Set task:
Your task is to locate every line holding the string "Threshold" and to copy each of them.

★ ★ ★ ★ ★ ★ ★

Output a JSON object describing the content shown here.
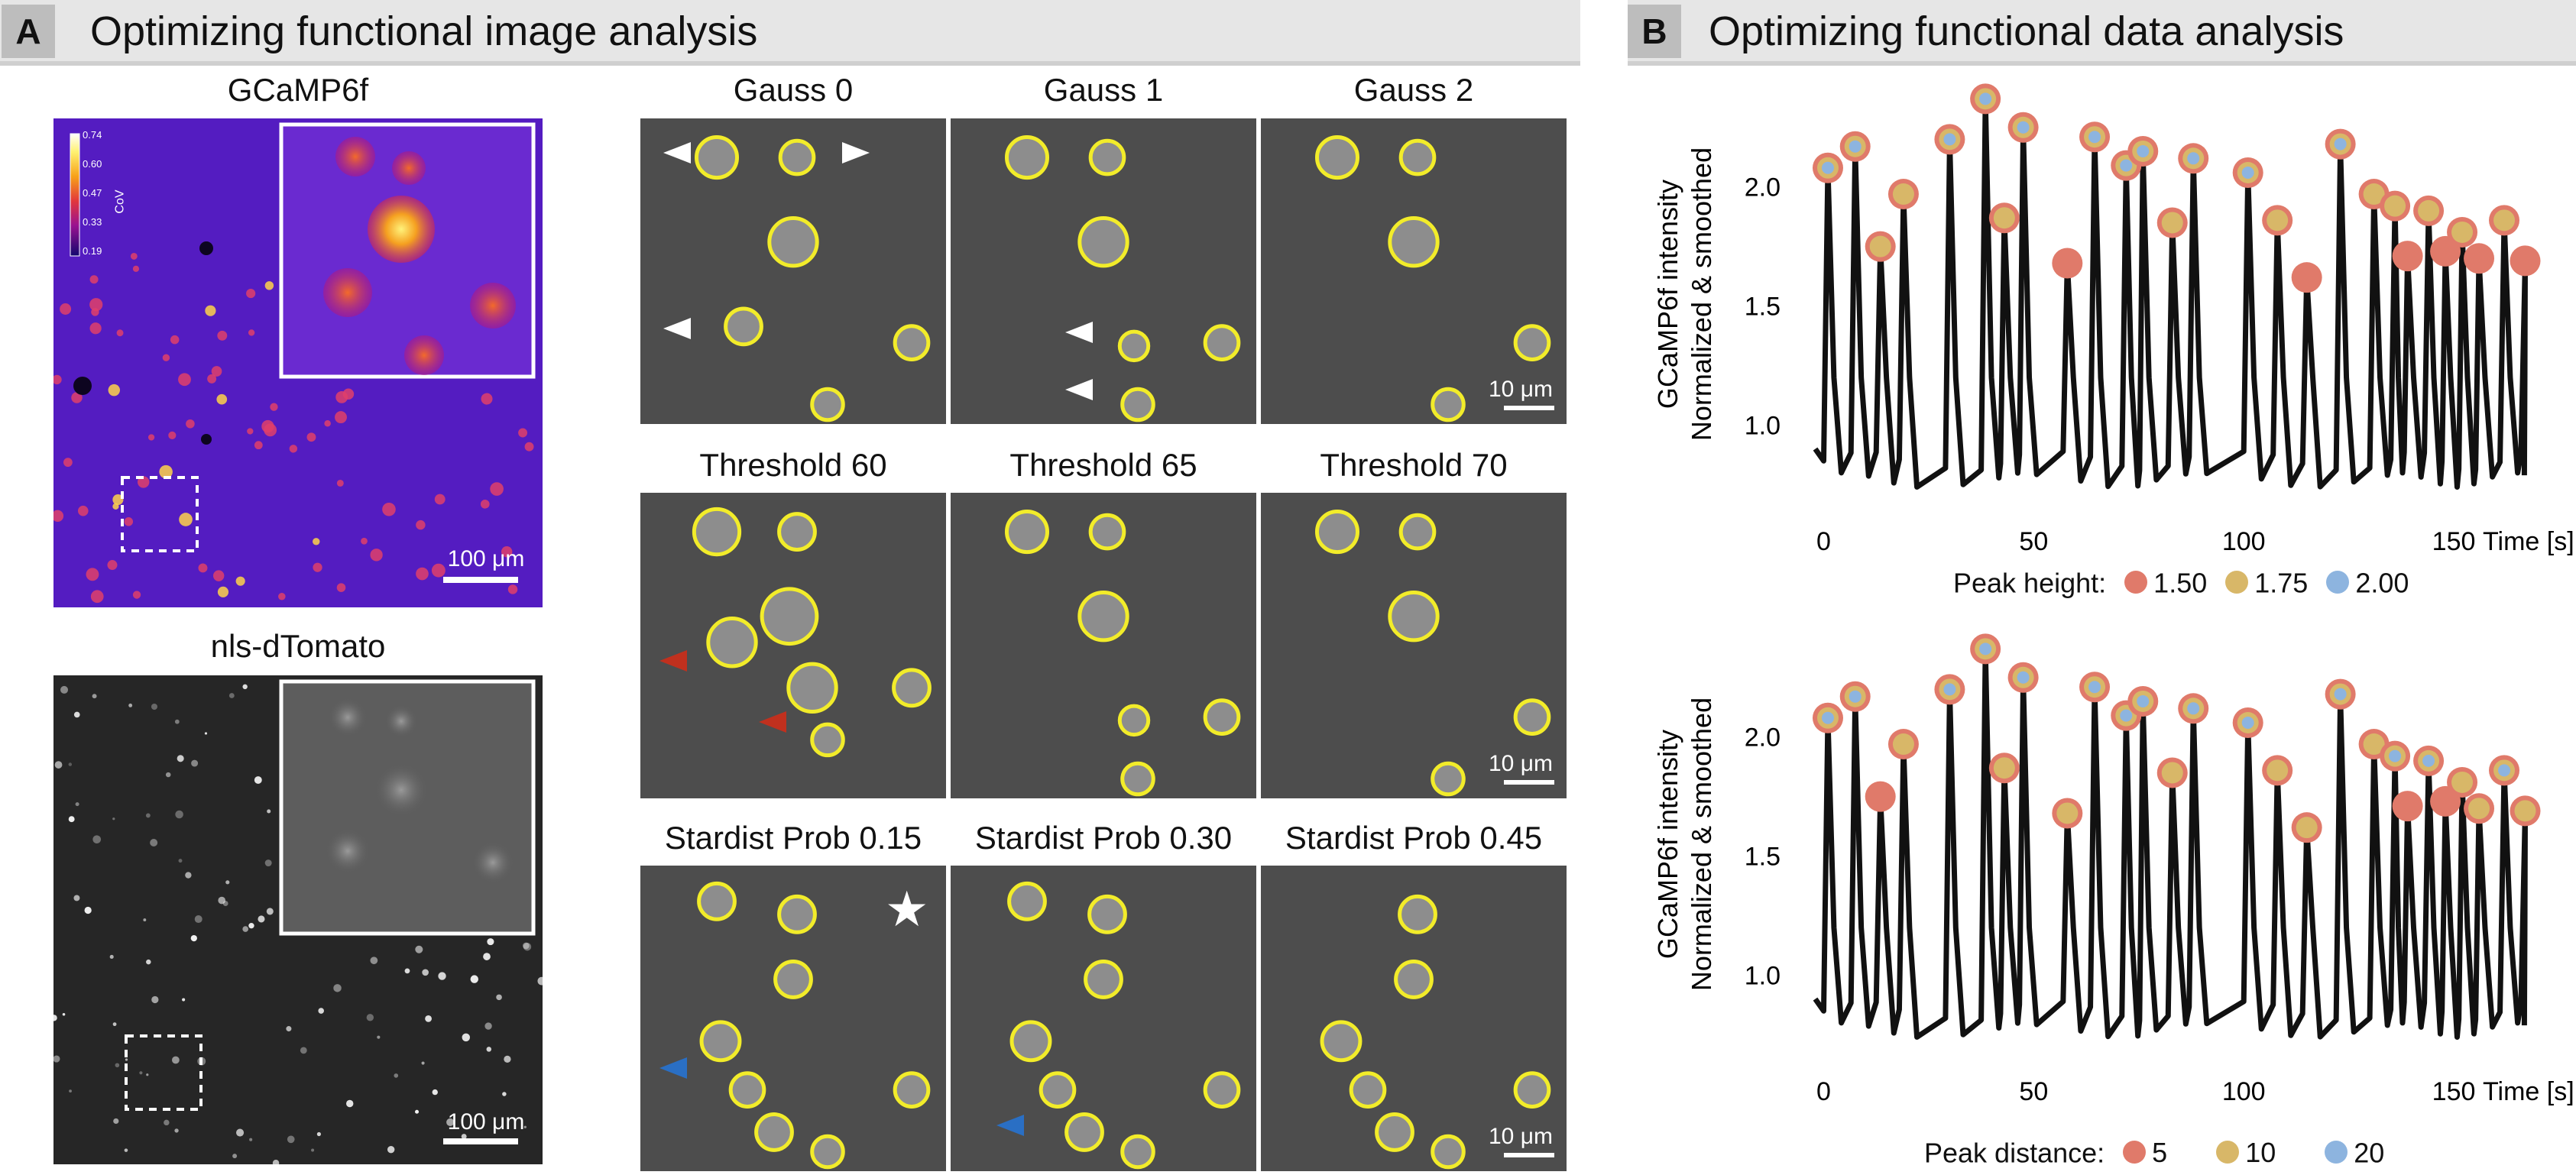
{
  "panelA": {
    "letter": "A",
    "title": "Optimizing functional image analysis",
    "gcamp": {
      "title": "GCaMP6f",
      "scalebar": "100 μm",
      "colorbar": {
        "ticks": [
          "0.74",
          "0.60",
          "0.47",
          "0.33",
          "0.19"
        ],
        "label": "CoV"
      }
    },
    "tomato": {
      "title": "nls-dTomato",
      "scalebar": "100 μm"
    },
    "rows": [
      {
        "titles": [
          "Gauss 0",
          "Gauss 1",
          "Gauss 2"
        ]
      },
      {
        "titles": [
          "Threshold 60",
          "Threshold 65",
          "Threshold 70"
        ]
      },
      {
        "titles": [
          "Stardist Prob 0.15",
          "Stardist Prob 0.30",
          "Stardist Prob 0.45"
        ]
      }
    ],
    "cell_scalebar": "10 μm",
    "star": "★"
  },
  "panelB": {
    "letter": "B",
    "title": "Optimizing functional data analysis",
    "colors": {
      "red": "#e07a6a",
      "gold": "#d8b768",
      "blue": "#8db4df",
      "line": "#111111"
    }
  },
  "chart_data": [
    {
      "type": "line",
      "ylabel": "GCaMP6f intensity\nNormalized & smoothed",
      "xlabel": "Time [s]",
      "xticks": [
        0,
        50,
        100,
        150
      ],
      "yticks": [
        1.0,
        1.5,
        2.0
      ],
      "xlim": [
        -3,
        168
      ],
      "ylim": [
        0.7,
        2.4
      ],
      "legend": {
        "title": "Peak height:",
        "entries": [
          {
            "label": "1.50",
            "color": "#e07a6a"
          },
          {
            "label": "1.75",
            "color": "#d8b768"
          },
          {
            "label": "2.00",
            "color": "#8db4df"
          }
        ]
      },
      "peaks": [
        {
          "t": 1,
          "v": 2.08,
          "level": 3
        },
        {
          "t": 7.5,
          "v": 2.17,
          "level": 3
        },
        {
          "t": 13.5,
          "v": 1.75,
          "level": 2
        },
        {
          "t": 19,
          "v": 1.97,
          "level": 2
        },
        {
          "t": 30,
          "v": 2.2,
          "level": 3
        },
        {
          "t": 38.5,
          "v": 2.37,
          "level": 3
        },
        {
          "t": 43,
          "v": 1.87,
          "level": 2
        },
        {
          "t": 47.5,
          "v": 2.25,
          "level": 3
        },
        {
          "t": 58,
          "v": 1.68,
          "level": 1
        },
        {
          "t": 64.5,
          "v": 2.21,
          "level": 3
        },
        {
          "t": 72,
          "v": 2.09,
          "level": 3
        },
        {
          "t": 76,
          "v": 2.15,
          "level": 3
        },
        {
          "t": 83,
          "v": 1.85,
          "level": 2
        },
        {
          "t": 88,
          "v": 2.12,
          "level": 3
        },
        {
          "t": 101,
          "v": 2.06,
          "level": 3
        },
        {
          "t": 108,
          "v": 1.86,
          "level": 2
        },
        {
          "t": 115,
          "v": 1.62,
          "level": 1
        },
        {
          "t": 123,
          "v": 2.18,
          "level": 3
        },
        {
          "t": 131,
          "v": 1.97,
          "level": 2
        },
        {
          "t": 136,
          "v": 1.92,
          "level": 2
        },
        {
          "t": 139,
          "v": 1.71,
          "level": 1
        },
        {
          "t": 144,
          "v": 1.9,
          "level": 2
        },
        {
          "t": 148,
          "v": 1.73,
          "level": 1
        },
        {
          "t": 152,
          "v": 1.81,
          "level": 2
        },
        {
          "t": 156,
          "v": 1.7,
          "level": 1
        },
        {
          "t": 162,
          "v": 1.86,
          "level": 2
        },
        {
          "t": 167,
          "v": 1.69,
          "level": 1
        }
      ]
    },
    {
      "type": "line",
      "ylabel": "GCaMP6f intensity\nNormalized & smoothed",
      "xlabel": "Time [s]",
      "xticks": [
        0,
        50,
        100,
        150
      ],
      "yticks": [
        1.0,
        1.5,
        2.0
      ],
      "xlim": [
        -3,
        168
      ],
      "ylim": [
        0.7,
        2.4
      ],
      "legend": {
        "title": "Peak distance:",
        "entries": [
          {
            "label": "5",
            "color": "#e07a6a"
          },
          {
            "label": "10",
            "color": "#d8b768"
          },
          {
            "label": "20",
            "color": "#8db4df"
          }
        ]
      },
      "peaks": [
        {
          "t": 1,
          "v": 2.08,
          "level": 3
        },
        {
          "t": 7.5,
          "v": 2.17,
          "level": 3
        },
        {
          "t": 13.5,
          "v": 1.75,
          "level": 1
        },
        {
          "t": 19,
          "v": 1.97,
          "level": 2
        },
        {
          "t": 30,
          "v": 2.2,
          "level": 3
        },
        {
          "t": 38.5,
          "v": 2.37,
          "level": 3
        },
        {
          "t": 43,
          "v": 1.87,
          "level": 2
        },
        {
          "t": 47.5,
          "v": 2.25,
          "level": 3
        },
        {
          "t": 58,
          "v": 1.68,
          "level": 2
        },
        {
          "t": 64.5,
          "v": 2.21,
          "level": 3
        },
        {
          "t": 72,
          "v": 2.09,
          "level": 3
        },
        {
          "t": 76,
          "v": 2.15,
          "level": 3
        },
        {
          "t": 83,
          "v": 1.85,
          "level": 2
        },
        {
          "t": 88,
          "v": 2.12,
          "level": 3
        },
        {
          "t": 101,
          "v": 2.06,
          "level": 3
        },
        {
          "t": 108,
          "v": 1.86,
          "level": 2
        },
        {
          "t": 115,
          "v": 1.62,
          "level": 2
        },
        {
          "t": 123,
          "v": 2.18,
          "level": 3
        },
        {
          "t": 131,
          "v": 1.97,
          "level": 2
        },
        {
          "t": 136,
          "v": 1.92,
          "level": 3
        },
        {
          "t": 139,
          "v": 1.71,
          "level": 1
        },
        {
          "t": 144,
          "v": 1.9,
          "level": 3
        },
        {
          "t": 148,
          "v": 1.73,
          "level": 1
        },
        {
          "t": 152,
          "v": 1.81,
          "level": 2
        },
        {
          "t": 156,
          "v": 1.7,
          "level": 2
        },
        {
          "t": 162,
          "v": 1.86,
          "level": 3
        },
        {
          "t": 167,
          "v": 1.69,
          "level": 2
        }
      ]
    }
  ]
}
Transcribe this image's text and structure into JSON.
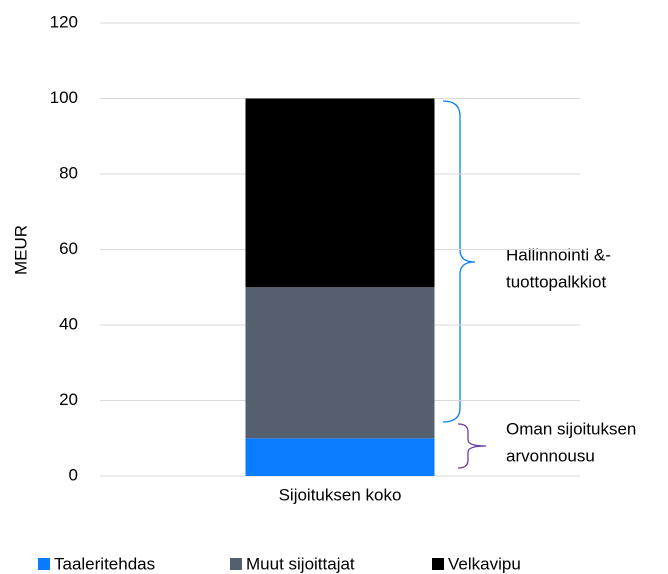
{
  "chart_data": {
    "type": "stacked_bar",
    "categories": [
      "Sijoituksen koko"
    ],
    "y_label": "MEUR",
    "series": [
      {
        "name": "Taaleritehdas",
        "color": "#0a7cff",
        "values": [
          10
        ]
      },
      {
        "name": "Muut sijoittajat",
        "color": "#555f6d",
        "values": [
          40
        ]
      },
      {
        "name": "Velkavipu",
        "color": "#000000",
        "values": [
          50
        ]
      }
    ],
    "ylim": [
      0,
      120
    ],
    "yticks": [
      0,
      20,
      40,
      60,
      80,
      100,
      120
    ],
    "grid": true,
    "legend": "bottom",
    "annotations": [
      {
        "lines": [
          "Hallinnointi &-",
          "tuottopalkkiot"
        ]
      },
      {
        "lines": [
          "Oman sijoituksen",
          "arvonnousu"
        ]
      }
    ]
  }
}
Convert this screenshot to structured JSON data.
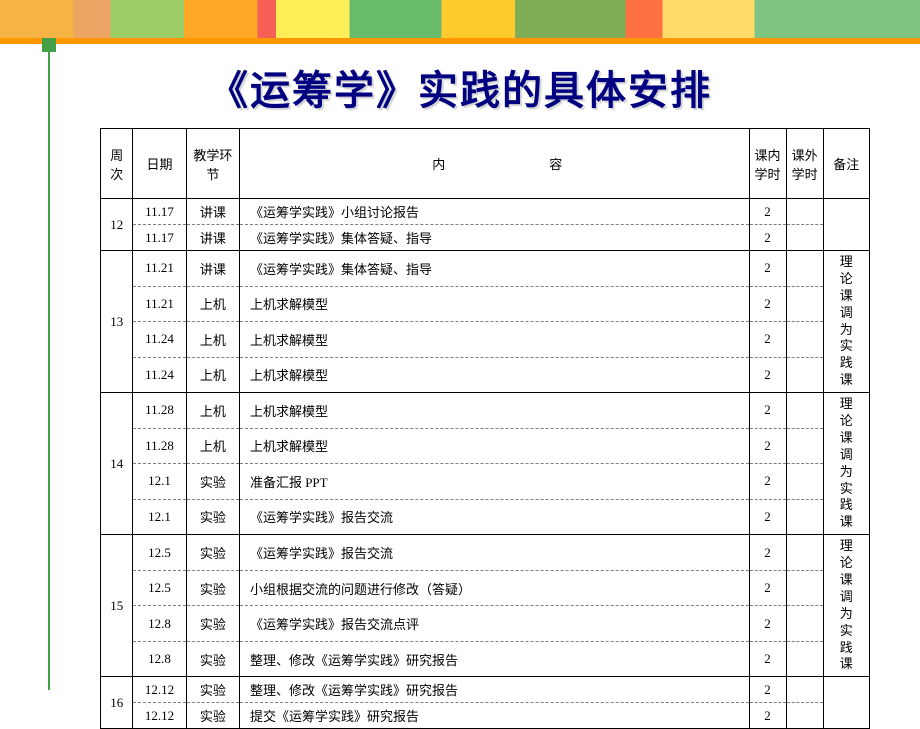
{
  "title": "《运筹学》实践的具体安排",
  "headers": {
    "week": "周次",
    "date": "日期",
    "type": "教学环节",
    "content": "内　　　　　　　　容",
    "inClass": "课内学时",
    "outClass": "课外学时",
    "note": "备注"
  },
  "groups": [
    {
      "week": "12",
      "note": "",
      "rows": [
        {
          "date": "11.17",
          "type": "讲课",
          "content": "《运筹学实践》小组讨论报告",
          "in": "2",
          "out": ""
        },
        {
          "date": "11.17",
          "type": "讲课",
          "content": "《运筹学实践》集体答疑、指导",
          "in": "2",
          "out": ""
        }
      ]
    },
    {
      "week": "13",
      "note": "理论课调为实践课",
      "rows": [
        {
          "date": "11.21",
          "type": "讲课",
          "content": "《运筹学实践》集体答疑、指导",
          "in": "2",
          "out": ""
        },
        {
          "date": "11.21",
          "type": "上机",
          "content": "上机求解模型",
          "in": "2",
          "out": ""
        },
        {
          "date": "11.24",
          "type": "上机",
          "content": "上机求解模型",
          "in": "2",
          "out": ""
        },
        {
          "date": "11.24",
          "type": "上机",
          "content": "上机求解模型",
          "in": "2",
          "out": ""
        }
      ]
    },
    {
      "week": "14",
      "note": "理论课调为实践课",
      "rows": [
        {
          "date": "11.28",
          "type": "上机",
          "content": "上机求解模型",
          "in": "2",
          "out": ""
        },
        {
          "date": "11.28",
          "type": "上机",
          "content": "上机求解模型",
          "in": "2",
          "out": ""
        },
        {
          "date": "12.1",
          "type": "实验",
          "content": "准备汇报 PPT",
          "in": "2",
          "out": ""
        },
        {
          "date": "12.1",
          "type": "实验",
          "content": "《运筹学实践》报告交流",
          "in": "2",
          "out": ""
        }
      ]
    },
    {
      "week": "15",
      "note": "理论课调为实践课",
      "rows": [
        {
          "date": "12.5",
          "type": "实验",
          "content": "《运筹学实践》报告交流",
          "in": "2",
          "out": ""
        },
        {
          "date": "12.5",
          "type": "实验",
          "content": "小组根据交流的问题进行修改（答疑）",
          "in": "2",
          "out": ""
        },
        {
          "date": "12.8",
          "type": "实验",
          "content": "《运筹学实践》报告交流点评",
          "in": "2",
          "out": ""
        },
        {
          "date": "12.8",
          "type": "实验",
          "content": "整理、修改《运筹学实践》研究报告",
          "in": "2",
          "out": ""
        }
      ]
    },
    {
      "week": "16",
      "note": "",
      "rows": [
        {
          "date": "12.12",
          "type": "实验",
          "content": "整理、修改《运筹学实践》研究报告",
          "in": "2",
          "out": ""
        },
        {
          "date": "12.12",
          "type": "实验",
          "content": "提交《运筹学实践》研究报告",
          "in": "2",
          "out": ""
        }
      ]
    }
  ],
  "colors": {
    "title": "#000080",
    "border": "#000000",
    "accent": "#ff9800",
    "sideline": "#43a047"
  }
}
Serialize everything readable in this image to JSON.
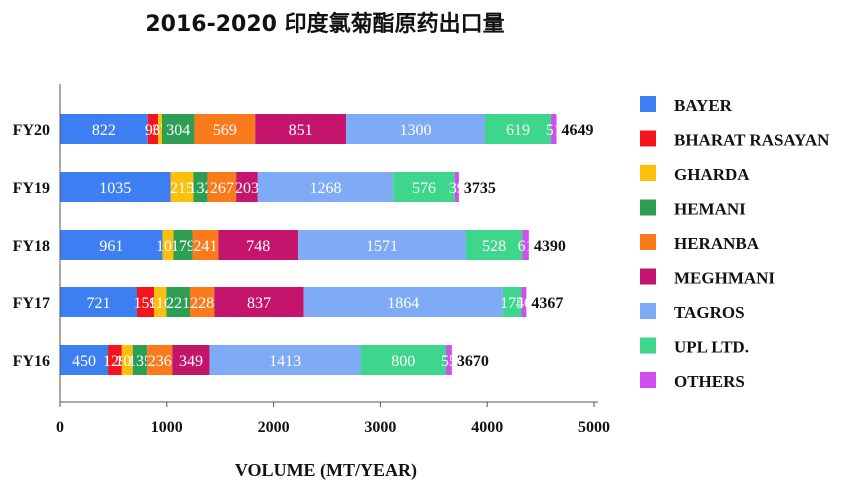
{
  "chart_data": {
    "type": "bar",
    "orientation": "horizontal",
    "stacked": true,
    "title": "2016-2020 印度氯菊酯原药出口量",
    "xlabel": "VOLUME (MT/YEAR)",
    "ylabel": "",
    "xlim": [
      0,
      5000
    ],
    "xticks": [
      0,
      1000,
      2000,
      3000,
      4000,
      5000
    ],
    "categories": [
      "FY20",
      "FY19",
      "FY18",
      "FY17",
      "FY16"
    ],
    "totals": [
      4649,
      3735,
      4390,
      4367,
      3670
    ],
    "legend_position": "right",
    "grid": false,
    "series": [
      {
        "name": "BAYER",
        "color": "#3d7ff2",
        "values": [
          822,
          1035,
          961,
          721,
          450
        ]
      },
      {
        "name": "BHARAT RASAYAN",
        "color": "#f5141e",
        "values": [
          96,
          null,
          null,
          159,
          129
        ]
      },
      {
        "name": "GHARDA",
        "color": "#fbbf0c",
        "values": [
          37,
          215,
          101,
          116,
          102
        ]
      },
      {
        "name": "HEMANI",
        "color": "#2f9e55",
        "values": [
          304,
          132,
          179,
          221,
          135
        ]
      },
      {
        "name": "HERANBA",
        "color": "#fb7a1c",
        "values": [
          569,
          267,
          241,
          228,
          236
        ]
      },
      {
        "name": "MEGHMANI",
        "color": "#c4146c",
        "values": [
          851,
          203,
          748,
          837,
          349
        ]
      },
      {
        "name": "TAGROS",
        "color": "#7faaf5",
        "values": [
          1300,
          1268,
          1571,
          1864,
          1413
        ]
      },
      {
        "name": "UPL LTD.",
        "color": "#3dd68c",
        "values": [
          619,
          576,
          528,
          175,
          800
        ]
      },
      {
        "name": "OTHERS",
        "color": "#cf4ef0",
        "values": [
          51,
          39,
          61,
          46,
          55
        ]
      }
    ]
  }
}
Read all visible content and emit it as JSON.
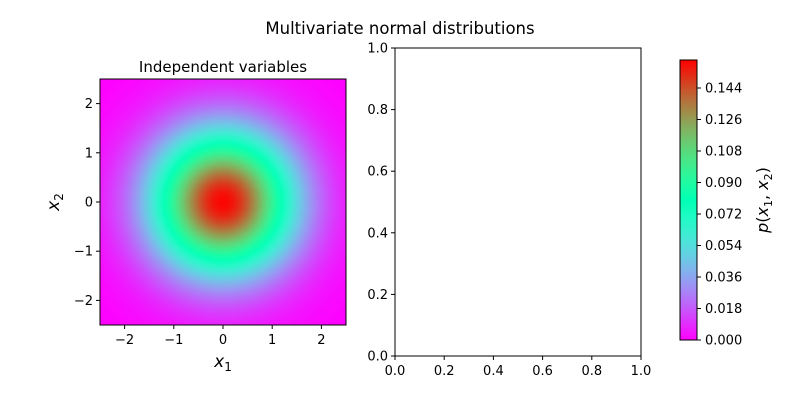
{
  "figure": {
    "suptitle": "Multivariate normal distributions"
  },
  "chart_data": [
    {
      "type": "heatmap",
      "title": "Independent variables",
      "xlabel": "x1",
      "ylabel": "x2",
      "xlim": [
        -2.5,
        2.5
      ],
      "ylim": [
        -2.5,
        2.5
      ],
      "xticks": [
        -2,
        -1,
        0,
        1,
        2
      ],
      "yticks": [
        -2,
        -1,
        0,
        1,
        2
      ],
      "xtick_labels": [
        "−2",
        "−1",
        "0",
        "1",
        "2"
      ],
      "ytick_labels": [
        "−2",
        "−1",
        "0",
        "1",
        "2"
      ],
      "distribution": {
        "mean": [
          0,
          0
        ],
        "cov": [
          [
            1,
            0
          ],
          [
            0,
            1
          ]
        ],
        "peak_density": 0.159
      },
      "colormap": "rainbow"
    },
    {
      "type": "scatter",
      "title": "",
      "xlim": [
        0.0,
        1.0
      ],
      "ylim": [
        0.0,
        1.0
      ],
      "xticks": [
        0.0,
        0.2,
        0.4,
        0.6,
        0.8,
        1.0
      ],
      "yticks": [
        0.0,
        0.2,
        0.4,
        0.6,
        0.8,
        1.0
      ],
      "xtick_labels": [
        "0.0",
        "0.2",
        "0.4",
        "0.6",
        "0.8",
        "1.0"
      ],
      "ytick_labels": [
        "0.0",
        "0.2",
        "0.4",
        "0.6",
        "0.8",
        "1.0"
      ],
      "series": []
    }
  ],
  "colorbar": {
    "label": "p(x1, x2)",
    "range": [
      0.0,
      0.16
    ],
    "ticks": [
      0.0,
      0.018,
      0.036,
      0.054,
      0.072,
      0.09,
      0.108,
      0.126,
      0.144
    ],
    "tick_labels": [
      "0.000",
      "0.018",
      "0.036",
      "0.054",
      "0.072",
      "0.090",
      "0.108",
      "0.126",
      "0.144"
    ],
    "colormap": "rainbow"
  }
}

★ ★ ★ ★ ★ ★ ★

Exercise solution:
          "Threshold 60",
          "Threshold 65",
          "Threshold 70"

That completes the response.